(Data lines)
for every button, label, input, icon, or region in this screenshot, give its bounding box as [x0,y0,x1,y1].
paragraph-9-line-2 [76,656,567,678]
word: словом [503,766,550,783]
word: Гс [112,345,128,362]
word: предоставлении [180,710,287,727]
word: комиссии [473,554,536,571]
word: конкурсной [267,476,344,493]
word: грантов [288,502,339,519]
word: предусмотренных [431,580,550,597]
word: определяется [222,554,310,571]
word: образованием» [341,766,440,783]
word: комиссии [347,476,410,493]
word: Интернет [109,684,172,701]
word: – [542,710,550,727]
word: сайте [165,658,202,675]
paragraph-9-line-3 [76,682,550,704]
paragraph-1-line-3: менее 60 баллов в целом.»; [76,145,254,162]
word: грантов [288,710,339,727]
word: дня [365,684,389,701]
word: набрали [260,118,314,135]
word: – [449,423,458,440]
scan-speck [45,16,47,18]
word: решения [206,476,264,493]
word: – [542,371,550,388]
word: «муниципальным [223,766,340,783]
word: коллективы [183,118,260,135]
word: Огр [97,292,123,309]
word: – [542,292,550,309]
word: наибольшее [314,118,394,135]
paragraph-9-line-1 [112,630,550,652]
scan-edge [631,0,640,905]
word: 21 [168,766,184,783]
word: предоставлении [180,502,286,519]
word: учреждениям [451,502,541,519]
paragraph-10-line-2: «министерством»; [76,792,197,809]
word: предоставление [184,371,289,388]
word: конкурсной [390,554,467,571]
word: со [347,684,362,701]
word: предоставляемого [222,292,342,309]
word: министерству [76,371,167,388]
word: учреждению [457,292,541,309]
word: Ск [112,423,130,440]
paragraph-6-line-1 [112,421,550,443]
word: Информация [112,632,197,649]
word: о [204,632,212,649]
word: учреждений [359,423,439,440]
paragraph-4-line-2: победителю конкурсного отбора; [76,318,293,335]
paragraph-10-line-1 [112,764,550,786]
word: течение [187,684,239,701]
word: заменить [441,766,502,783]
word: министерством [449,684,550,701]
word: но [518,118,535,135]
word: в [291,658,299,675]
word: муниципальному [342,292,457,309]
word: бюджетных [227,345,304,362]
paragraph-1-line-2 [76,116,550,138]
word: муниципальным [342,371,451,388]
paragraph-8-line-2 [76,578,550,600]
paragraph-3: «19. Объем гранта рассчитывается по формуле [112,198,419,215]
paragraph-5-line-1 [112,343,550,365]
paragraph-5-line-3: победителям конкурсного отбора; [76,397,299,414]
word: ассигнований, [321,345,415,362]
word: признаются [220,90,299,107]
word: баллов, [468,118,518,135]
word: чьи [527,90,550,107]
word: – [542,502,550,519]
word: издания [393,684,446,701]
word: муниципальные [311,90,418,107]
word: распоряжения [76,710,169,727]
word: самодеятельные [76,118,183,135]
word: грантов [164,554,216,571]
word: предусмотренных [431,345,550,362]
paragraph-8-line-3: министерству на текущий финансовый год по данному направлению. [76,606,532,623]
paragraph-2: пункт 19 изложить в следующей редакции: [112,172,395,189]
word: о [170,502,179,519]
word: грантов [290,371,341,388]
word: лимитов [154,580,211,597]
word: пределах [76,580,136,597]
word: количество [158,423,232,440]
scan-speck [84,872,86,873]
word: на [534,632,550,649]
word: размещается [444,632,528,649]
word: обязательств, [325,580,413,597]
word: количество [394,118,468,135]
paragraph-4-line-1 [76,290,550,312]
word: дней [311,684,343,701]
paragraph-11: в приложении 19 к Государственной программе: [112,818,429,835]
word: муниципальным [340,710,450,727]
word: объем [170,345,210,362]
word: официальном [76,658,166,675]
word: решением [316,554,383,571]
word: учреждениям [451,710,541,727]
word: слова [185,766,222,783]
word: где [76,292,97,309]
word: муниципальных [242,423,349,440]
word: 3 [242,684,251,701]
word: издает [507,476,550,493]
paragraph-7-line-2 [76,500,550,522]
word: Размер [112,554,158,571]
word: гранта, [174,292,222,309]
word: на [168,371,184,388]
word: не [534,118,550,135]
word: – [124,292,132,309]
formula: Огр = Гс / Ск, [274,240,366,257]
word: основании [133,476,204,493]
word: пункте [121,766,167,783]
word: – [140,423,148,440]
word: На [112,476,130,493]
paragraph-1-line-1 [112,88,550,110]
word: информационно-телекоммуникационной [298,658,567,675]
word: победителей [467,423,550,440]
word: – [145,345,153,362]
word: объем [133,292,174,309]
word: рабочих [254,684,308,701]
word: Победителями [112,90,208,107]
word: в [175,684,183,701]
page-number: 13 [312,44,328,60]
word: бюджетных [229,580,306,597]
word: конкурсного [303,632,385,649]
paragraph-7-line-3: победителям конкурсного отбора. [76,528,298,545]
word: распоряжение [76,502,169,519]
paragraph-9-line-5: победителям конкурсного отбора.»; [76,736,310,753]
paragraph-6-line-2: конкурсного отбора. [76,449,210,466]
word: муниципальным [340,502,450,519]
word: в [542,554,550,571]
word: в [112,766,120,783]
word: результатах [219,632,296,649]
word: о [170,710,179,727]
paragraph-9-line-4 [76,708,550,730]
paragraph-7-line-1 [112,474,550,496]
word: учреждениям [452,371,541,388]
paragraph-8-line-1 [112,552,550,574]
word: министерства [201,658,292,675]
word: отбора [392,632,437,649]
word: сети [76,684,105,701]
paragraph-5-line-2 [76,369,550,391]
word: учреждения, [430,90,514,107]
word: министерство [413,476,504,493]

Aim of the task:
Lay out all of the entries above as a JSON list of strings, with one string per line and no blank lines.

Task result:
[
  "for every button, label, input, icon, or region in this screenshot, give its bounding box as [x0,y0,x1,y1].",
  "paragraph-9-line-2 [76,656,567,678]",
  "word: словом [503,766,550,783]",
  "word: Гс [112,345,128,362]",
  "word: предоставлении [180,710,287,727]",
  "word: комиссии [473,554,536,571]",
  "word: конкурсной [267,476,344,493]",
  "word: грантов [288,502,339,519]",
  "word: предусмотренных [431,580,550,597]",
  "word: определяется [222,554,310,571]",
  "word: образованием» [341,766,440,783]",
  "word: комиссии [347,476,410,493]",
  "word: Интернет [109,684,172,701]",
  "word: – [542,710,550,727]",
  "word: сайте [165,658,202,675]",
  "paragraph-9-line-3 [76,682,550,704]",
  "paragraph-1-line-3: менее 60 баллов в целом.»; [76,145,254,162]",
  "word: грантов [288,710,339,727]",
  "word: дня [365,684,389,701]",
  "word: набрали [260,118,314,135]",
  "word: – [449,423,458,440]",
  "scan-speck [45,16,47,18]",
  "word: решения [206,476,264,493]",
  "word: – [542,371,550,388]",
  "word: «муниципальным [223,766,340,783]",
  "word: коллективы [183,118,260,135]",
  "word: Огр [97,292,123,309]",
  "word: – [542,292,550,309]",
  "word: наибольшее [314,118,394,135]",
  "paragraph-9-line-1 [112,630,550,652]",
  "scan-edge [631,0,640,905]",
  "word: 21 [168,766,184,783]",
  "word: предоставлении [180,502,286,519]",
  "word: учреждениям [451,502,541,519]",
  "paragraph-10-line-2: «министерством»; [76,792,197,809]",
  "word: предоставление [184,371,289,388]",
  "word: конкурсной [390,554,467,571]",
  "word: со [347,684,362,701]",
  "word: предоставляемого [222,292,342,309]",
  "word: министерству [76,371,167,388]",
  "word: учреждению [457,292,541,309]",
  "word: Ск [112,423,130,440]",
  "paragraph-6-line-1 [112,421,550,443]",
  "word: Информация [112,632,197,649]",
  "word: о [204,632,212,649]",
  "word: учреждений [359,423,439,440]",
  "paragraph-4-line-2: победителю конкурсного отбора; [76,318,293,335]",
  "paragraph-10-line-1 [112,764,550,786]",
  "word: течение [187,684,239,701]",
  "word: заменить [441,766,502,783]",
  "word: министерством [449,684,550,701]",
  "word: но [518,118,535,135]",
  "word: в [291,658,299,675]",
  "word: муниципальному [342,292,457,309]",
  "word: бюджетных [227,345,304,362]",
  "paragraph-1-line-2 [76,116,550,138]",
  "word: муниципальным [342,371,451,388]",
  "paragraph-8-line-2 [76,578,550,600]",
  "paragraph-3: «19. Объем гранта рассчитывается по формуле [112,198,419,215]",
  "paragraph-5-line-1 [112,343,550,365]",
  "paragraph-5-line-3: победителям конкурсного отбора; [76,397,299,414]",
  "word: ассигнований, [321,345,415,362]",
  "word: признаются [220,90,299,107]",
  "word: баллов, [468,118,518,135]",
  "word: чьи [527,90,550,107]",
  "word: – [542,502,550,519]",
  "word: издания [393,684,446,701]",
  "word: муниципальные [311,90,418,107]",
  "word: распоряжения [76,710,169,727]",
  "word: самодеятельные [76,118,183,135]",
  "word: грантов [164,554,216,571]",
  "word: предусмотренных [431,345,550,362]",
  "paragraph-8-line-3: министерству на текущий финансовый год по данному направлению. [76,606,532,623]",
  "paragraph-2: пункт 19 изложить в следующей редакции: [112,172,395,189]",
  "word: о [170,502,179,519]",
  "word: грантов [290,371,341,388]",
  "word: лимитов [154,580,211,597]",
  "word: пределах [76,580,136,597]",
  "word: количество [158,423,232,440]",
  "scan-speck [84,872,86,873]",
  "word: на [534,632,550,649]",
  "word: размещается [444,632,528,649]",
  "word: обязательств, [325,580,413,597]",
  "word: количество [394,118,468,135]",
  "paragraph-4-line-1 [76,290,550,312]",
  "word: дней [311,684,343,701]",
  "paragraph-11: в приложении 19 к Государственной программе: [112,818,429,835]",
  "word: муниципальным [340,710,450,727]",
  "word: объем [170,345,210,362]",
  "word: официальном [76,658,166,675]",
  "word: решением [316,554,383,571]",
  "word: учреждениям [451,710,541,727]",
  "word: слова [185,766,222,783]",
  "word: где [76,292,97,309]",
  "word: муниципальных [242,423,349,440]",
  "word: 3 [242,684,251,701]",
  "word: издает [507,476,550,493]",
  "paragraph-7-line-2 [76,500,550,522]",
  "word: Размер [112,554,158,571]",
  "word: гранта, [174,292,222,309]",
  "word: на [168,371,184,388]",
  "word: не [534,118,550,135]",
  "word: – [124,292,132,309]",
  "formula: Огр = Гс / Ск, [274,240,366,257]",
  "word: основании [133,476,204,493]",
  "word: пункте [121,766,167,783]",
  "word: – [140,423,148,440]",
  "word: На [112,476,130,493]",
  "paragraph-1-line-1 [112,88,550,110]",
  "word: информационно-телекоммуникационной [298,658,567,675]",
  "word: победителей [467,423,550,440]",
  "word: – [145,345,153,362]",
  "word: объем [133,292,174,309]",
  "word: рабочих [254,684,308,701]",
  "word: Победителями [112,90,208,107]",
  "word: в [175,684,183,701]",
  "page-number: 13 [312,44,328,60]",
  "word: бюджетных [229,580,306,597]",
  "word: конкурсного [303,632,385,649]",
  "paragraph-7-line-3: победителям конкурсного отбора. [76,528,298,545]",
  "word: распоряжение [76,502,169,519]",
  "paragraph-9-line-5: победителям конкурсного отбора.»; [76,736,310,753]",
  "paragraph-6-line-2: конкурсного отбора. [76,449,210,466]",
  "word: муниципальным [340,502,450,519]",
  "word: в [542,554,550,571]",
  "word: в [112,766,120,783]",
  "word: результатах [219,632,296,649]",
  "word: о [170,710,179,727]",
  "paragraph-9-line-4 [76,708,550,730]",
  "paragraph-7-line-1 [112,474,550,496]",
  "word: учреждениям [452,371,541,388]",
  "paragraph-8-line-1 [112,552,550,574]",
  "word: министерства [201,658,292,675]",
  "word: отбора [392,632,437,649]",
  "word: сети [76,684,105,701]",
  "paragraph-5-line-2 [76,369,550,391]",
  "word: учреждения, [430,90,514,107]",
  "word: министерство [413,476,504,493]"
]